:: What is being asked ::
Quote all of the data below exactly, please.

Stored data entries:
•••
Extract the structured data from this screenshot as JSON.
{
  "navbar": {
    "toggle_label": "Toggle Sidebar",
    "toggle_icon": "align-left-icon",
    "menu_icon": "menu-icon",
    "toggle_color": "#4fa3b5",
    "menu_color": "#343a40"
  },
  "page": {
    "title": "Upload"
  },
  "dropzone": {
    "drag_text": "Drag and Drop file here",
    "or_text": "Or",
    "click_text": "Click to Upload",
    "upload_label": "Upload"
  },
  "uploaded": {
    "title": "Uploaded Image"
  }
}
•••
:: Output below ::
Extract the structured data from this screenshot as JSON.
{
  "navbar": {
    "toggle_label": "Toggle Sidebar",
    "toggle_icon": "align-left-icon",
    "menu_icon": "menu-icon",
    "toggle_color": "#4fa3b5",
    "menu_color": "#343a40"
  },
  "page": {
    "title": "Upload"
  },
  "dropzone": {
    "drag_text": "Drag and Drop file here",
    "or_text": "Or",
    "click_text": "Click to Upload",
    "upload_label": "Upload"
  },
  "uploaded": {
    "title": "Uploaded Image"
  }
}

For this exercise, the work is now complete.